» **Records for processing**:

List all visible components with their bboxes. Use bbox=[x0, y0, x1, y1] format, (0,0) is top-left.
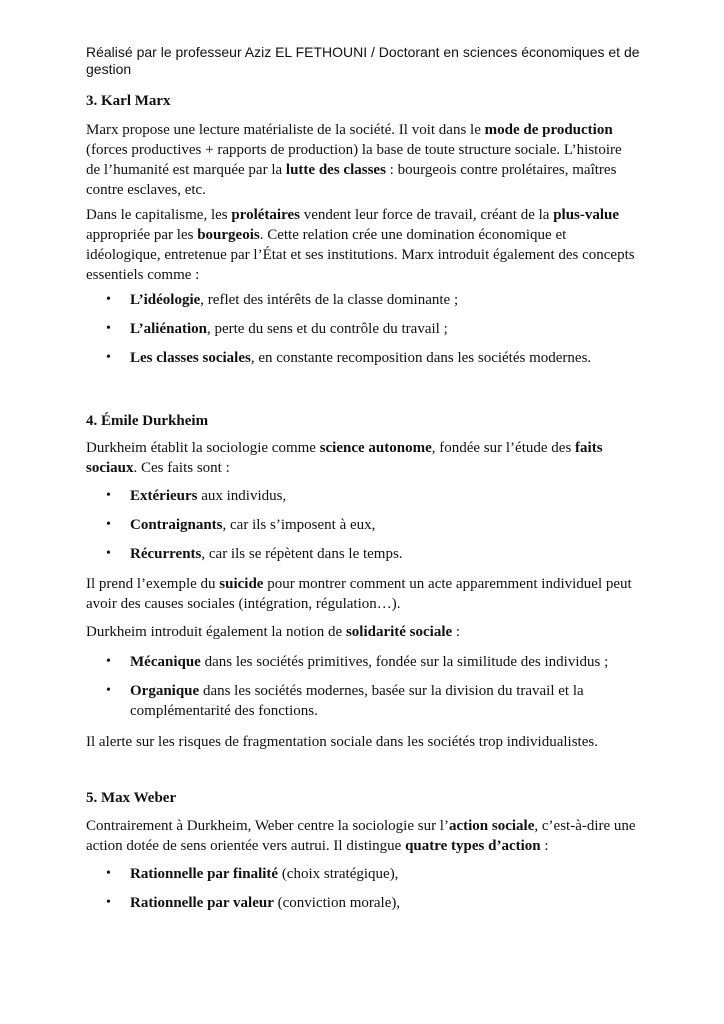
durkheim-paragraph-1-bold-3: faits sociaux bbox=[86, 440, 603, 476]
list-item-bold-0: Récurrents bbox=[130, 546, 202, 562]
durkheim-paragraph-1 bbox=[86, 438, 638, 478]
marx-paragraph-2 bbox=[86, 205, 638, 285]
durkheim-paragraph-3-bold-1: solidarité sociale bbox=[345, 624, 453, 640]
bullet-icon: • bbox=[106, 321, 111, 336]
durkheim-paragraph-2 bbox=[86, 574, 638, 614]
section-title-weber: 5. Max Weber bbox=[86, 790, 177, 806]
list-item bbox=[106, 515, 638, 535]
list-item-text-1: , car ils se répètent dans le temps. bbox=[201, 546, 403, 562]
list-item-bold-0: Rationnelle par valeur bbox=[130, 895, 274, 911]
bullet-icon: • bbox=[106, 895, 111, 910]
list-item-text-1: dans les sociétés primitives, fondée sur la similitude des individus ; bbox=[200, 654, 609, 670]
list-item-bold-0: Contraignants bbox=[130, 517, 223, 533]
durkheim-paragraph-2-text-0: Il prend l’exemple du bbox=[86, 576, 220, 592]
bullet-icon: • bbox=[106, 350, 111, 365]
marx-paragraph-1-text-2: (forces productives + rapports de production) la base de toute structure sociale. L’histoire de l’humanité est marquée par la bbox=[86, 142, 622, 178]
durkheim-fact-list bbox=[106, 486, 638, 564]
list-item-bold-0: Organique bbox=[130, 683, 200, 699]
weber-paragraph-1-bold-3: quatre types d’action bbox=[405, 838, 541, 854]
durkheim-paragraph-2-bold-1: suicide bbox=[219, 576, 264, 592]
marx-paragraph-2-bold-3: plus-value bbox=[553, 207, 620, 223]
marx-paragraph-1-text-4: : bourgeois contre prolétaires, maîtres contre esclaves, etc. bbox=[86, 162, 617, 198]
list-item-bold-0: L’aliénation bbox=[130, 321, 207, 337]
list-item bbox=[106, 681, 638, 721]
list-item-bold-0: Rationnelle par finalité bbox=[130, 866, 279, 882]
list-item bbox=[106, 864, 638, 884]
durkheim-solidarity-list bbox=[106, 652, 638, 721]
page-header: Réalisé par le professeur Aziz EL FETHOUNI / Doctorant en sciences économiques et de gestion bbox=[86, 44, 640, 77]
bullet-icon: • bbox=[106, 683, 111, 698]
marx-paragraph-2-bold-5: bourgeois bbox=[197, 227, 260, 243]
list-item-bold-0: Extérieurs bbox=[130, 488, 198, 504]
list-item-text-1: aux individus, bbox=[197, 488, 287, 504]
marx-paragraph-2-bold-1: prolétaires bbox=[231, 207, 300, 223]
list-item-text-1: (choix stratégique), bbox=[278, 866, 399, 882]
list-item-text-1: (conviction morale), bbox=[273, 895, 401, 911]
marx-paragraph-1-text-0: Marx propose une lecture matérialiste de la société. Il voit dans le bbox=[86, 122, 485, 138]
marx-paragraph-2-text-0: Dans le capitalisme, les bbox=[86, 207, 232, 223]
durkheim-paragraph-4-text-0: Il alerte sur les risques de fragmentation sociale dans les sociétés trop individualistes. bbox=[86, 734, 598, 750]
bullet-icon: • bbox=[106, 866, 111, 881]
durkheim-paragraph-1-text-2: , fondée sur l’étude des bbox=[431, 440, 576, 456]
section-title-marx: 3. Karl Marx bbox=[86, 93, 171, 109]
weber-paragraph-1-text-4: : bbox=[540, 838, 549, 854]
durkheim-paragraph-2-text-2: pour montrer comment un acte apparemment individuel peut avoir des causes sociales (intégration, régulation…). bbox=[86, 576, 632, 612]
list-item bbox=[106, 544, 638, 564]
weber-paragraph-1-bold-1: action sociale bbox=[448, 818, 535, 834]
bullet-icon: • bbox=[106, 546, 111, 561]
list-item bbox=[106, 652, 638, 672]
list-item-bold-0: Les classes sociales bbox=[130, 350, 251, 366]
marx-concept-list bbox=[106, 290, 638, 368]
marx-paragraph-2-text-4: appropriée par les bbox=[86, 227, 198, 243]
bullet-icon: • bbox=[106, 517, 111, 532]
weber-paragraph-1-text-0: Contrairement à Durkheim, Weber centre la sociologie sur l’ bbox=[86, 818, 449, 834]
list-item-text-1: , car ils s’imposent à eux, bbox=[222, 517, 376, 533]
marx-paragraph-2-text-2: vendent leur force de travail, créant de la bbox=[299, 207, 554, 223]
bullet-icon: • bbox=[106, 292, 111, 307]
list-item bbox=[106, 290, 638, 310]
list-item-text-1: dans les sociétés modernes, basée sur la division du travail et la complémentarité des fonctions. bbox=[130, 683, 584, 719]
marx-paragraph-1 bbox=[86, 120, 638, 200]
durkheim-paragraph-1-text-0: Durkheim établit la sociologie comme bbox=[86, 440, 320, 456]
durkheim-paragraph-4 bbox=[86, 732, 638, 752]
durkheim-paragraph-3-text-0: Durkheim introduit également la notion de bbox=[86, 624, 346, 640]
durkheim-paragraph-1-bold-1: science autonome bbox=[319, 440, 432, 456]
weber-paragraph-1 bbox=[86, 816, 638, 856]
durkheim-paragraph-3 bbox=[86, 622, 638, 642]
weber-paragraph-1-text-2: , c’est-à-dire une action dotée de sens orientée vers autrui. Il distingue bbox=[86, 818, 636, 854]
list-item-bold-0: L’idéologie bbox=[130, 292, 201, 308]
list-item bbox=[106, 319, 638, 339]
list-item-text-1: , en constante recomposition dans les sociétés modernes. bbox=[250, 350, 592, 366]
list-item-bold-0: Mécanique bbox=[130, 654, 201, 670]
list-item bbox=[106, 893, 638, 913]
durkheim-paragraph-1-text-4: . Ces faits sont : bbox=[133, 460, 230, 476]
list-item-text-1: , reflet des intérêts de la classe dominante ; bbox=[200, 292, 459, 308]
bullet-icon: • bbox=[106, 654, 111, 669]
section-title-durkheim: 4. Émile Durkheim bbox=[86, 413, 209, 429]
list-item-text-1: , perte du sens et du contrôle du travail ; bbox=[206, 321, 448, 337]
bullet-icon: • bbox=[106, 488, 111, 503]
marx-paragraph-2-text-6: . Cette relation crée une domination économique et idéologique, entretenue par l’État et ses institutions. Marx introduit également des concepts essentiels comme : bbox=[86, 227, 635, 283]
weber-action-list bbox=[106, 864, 638, 913]
marx-paragraph-1-bold-3: lutte des classes bbox=[285, 162, 386, 178]
list-item bbox=[106, 486, 638, 506]
list-item bbox=[106, 348, 638, 368]
durkheim-paragraph-3-text-2: : bbox=[452, 624, 461, 640]
marx-paragraph-1-bold-1: mode de production bbox=[484, 122, 613, 138]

» **Do this**: Render the rows above as a numbered list with no blank lines, and leave out the pictures.

» **Solution for this task**:
1. List all visible components with their bboxes. Use bbox=[x0, y0, x1, y1] format, (0,0) is top-left.
2. durkheim-paragraph-1-bold-3: faits sociaux bbox=[86, 440, 603, 476]
3. list-item-bold-0: Récurrents bbox=[130, 546, 202, 562]
4. durkheim-paragraph-1 bbox=[86, 438, 638, 478]
5. marx-paragraph-2 bbox=[86, 205, 638, 285]
6. durkheim-paragraph-3-bold-1: solidarité sociale bbox=[345, 624, 453, 640]
7. bullet-icon: • bbox=[106, 321, 111, 336]
8. durkheim-paragraph-2 bbox=[86, 574, 638, 614]
9. section-title-weber: 5. Max Weber bbox=[86, 790, 177, 806]
10. list-item bbox=[106, 515, 638, 535]
11. list-item-text-1: , car ils se répètent dans le temps. bbox=[201, 546, 403, 562]
12. list-item-bold-0: Rationnelle par valeur bbox=[130, 895, 274, 911]
13. bullet-icon: • bbox=[106, 895, 111, 910]
14. list-item-text-1: dans les sociétés primitives, fondée sur la similitude des individus ; bbox=[200, 654, 609, 670]
15. list-item-bold-0: Contraignants bbox=[130, 517, 223, 533]
16. durkheim-paragraph-2-text-0: Il prend l’exemple du bbox=[86, 576, 220, 592]
17. bullet-icon: • bbox=[106, 350, 111, 365]
18. marx-paragraph-1-text-2: (forces productives + rapports de production) la base de toute structure sociale. L’histoire de l’humanité est marquée par la bbox=[86, 142, 622, 178]
19. durkheim-fact-list bbox=[106, 486, 638, 564]
20. list-item-bold-0: Organique bbox=[130, 683, 200, 699]
21. weber-paragraph-1-bold-3: quatre types d’action bbox=[405, 838, 541, 854]
22. durkheim-paragraph-2-bold-1: suicide bbox=[219, 576, 264, 592]
23. marx-paragraph-2-bold-3: plus-value bbox=[553, 207, 620, 223]
24. marx-paragraph-1-text-4: : bourgeois contre prolétaires, maîtres contre esclaves, etc. bbox=[86, 162, 617, 198]
25. list-item-bold-0: L’aliénation bbox=[130, 321, 207, 337]
26. list-item bbox=[106, 681, 638, 721]
27. list-item-bold-0: Rationnelle par finalité bbox=[130, 866, 279, 882]
28. list-item bbox=[106, 864, 638, 884]
29. durkheim-solidarity-list bbox=[106, 652, 638, 721]
30. page-header: Réalisé par le professeur Aziz EL FETHOUNI / Doctorant en sciences économiques et de gestion bbox=[86, 44, 640, 77]
31. bullet-icon: • bbox=[106, 683, 111, 698]
32. marx-paragraph-2-bold-5: bourgeois bbox=[197, 227, 260, 243]
33. list-item-bold-0: Extérieurs bbox=[130, 488, 198, 504]
34. list-item-text-1: aux individus, bbox=[197, 488, 287, 504]
35. marx-paragraph-2-bold-1: prolétaires bbox=[231, 207, 300, 223]
36. list-item-text-1: (choix stratégique), bbox=[278, 866, 399, 882]
37. list-item-text-1: (conviction morale), bbox=[273, 895, 401, 911]
38. marx-paragraph-1-text-0: Marx propose une lecture matérialiste de la société. Il voit dans le bbox=[86, 122, 485, 138]
39. marx-paragraph-2-text-0: Dans le capitalisme, les bbox=[86, 207, 232, 223]
40. durkheim-paragraph-4-text-0: Il alerte sur les risques de fragmentation sociale dans les sociétés trop individualistes. bbox=[86, 734, 598, 750]
41. bullet-icon: • bbox=[106, 866, 111, 881]
42. durkheim-paragraph-1-text-2: , fondée sur l’étude des bbox=[431, 440, 576, 456]
43. section-title-marx: 3. Karl Marx bbox=[86, 93, 171, 109]
44. weber-paragraph-1-text-4: : bbox=[540, 838, 549, 854]
45. durkheim-paragraph-2-text-2: pour montrer comment un acte apparemment individuel peut avoir des causes sociales (intégration, régulation…). bbox=[86, 576, 632, 612]
46. list-item bbox=[106, 544, 638, 564]
47. weber-paragraph-1-bold-1: action sociale bbox=[448, 818, 535, 834]
48. bullet-icon: • bbox=[106, 546, 111, 561]
49. list-item bbox=[106, 652, 638, 672]
50. list-item-bold-0: Les classes sociales bbox=[130, 350, 251, 366]
51. marx-concept-list bbox=[106, 290, 638, 368]
52. marx-paragraph-2-text-4: appropriée par les bbox=[86, 227, 198, 243]
53. bullet-icon: • bbox=[106, 517, 111, 532]
54. weber-paragraph-1-text-0: Contrairement à Durkheim, Weber centre la sociologie sur l’ bbox=[86, 818, 449, 834]
55. list-item-text-1: , car ils s’imposent à eux, bbox=[222, 517, 376, 533]
56. marx-paragraph-2-text-2: vendent leur force de travail, créant de la bbox=[299, 207, 554, 223]
57. bullet-icon: • bbox=[106, 292, 111, 307]
58. list-item bbox=[106, 290, 638, 310]
59. list-item-text-1: dans les sociétés modernes, basée sur la division du travail et la complémentarité des fonctions. bbox=[130, 683, 584, 719]
60. marx-paragraph-1 bbox=[86, 120, 638, 200]
61. durkheim-paragraph-1-text-0: Durkheim établit la sociologie comme bbox=[86, 440, 320, 456]
62. durkheim-paragraph-4 bbox=[86, 732, 638, 752]
63. durkheim-paragraph-3-text-0: Durkheim introduit également la notion de bbox=[86, 624, 346, 640]
64. durkheim-paragraph-1-bold-1: science autonome bbox=[319, 440, 432, 456]
65. weber-paragraph-1 bbox=[86, 816, 638, 856]
66. durkheim-paragraph-3 bbox=[86, 622, 638, 642]
67. weber-paragraph-1-text-2: , c’est-à-dire une action dotée de sens orientée vers autrui. Il distingue bbox=[86, 818, 636, 854]
68. list-item-bold-0: L’idéologie bbox=[130, 292, 201, 308]
69. list-item bbox=[106, 319, 638, 339]
70. list-item-text-1: , en constante recomposition dans les sociétés modernes. bbox=[250, 350, 592, 366]
71. list-item-bold-0: Mécanique bbox=[130, 654, 201, 670]
72. list-item bbox=[106, 893, 638, 913]
73. durkheim-paragraph-1-text-4: . Ces faits sont : bbox=[133, 460, 230, 476]
74. list-item-text-1: , reflet des intérêts de la classe dominante ; bbox=[200, 292, 459, 308]
75. bullet-icon: • bbox=[106, 654, 111, 669]
76. section-title-durkheim: 4. Émile Durkheim bbox=[86, 413, 209, 429]
77. list-item-text-1: , perte du sens et du contrôle du travail ; bbox=[206, 321, 448, 337]
78. bullet-icon: • bbox=[106, 488, 111, 503]
79. marx-paragraph-2-text-6: . Cette relation crée une domination économique et idéologique, entretenue par l’État et ses institutions. Marx introduit également des concepts essentiels comme : bbox=[86, 227, 635, 283]
80. weber-action-list bbox=[106, 864, 638, 913]
81. marx-paragraph-1-bold-3: lutte des classes bbox=[285, 162, 386, 178]
82. list-item bbox=[106, 486, 638, 506]
83. list-item bbox=[106, 348, 638, 368]
84. durkheim-paragraph-3-text-2: : bbox=[452, 624, 461, 640]
85. marx-paragraph-1-bold-1: mode de production bbox=[484, 122, 613, 138]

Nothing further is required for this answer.